Reproduce the listing exactly, with no pictures in your copy.

Source records:
────────
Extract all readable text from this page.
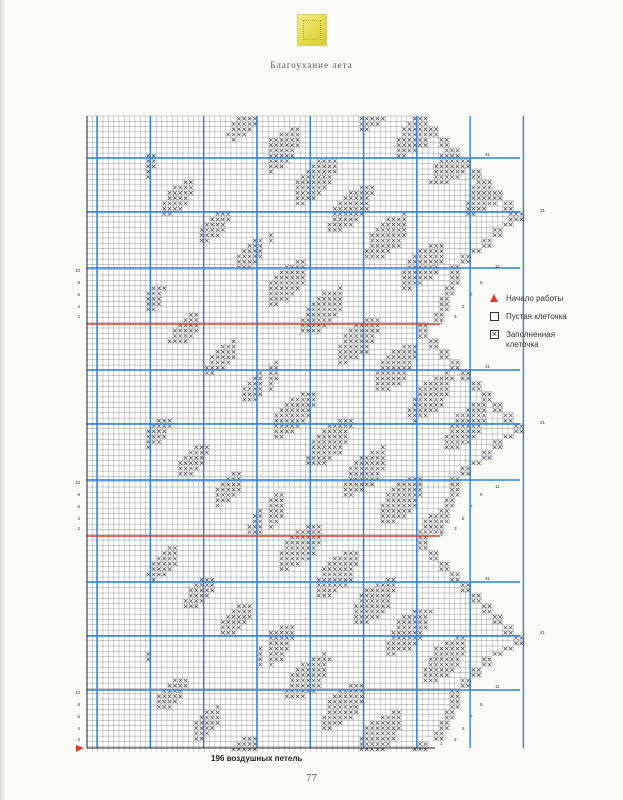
Благоухание лета
10
8
6
4
2
10
8
6
4
2
10
8
6
4
2
31
21
11
9
7
5
3
1
31
21
11
9
7
5
3
1
31
21
11
9
7
5
3
1
Начало работы
Пустая клеточка
× Заполненная клеточка
196 воздушных петель
77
────────
◆ **Correct answer**
Extract all readable text from this page.
Благоухание лета
10
8
6
4
2
10
8
6
4
2
10
8
6
4
2
31
21
11
9
7
5
3
1
31
21
11
9
7
5
3
1
31
21
11
9
7
5
3
1
Начало работы
Пустая клеточка
× Заполненная клеточка
196 воздушных петель
77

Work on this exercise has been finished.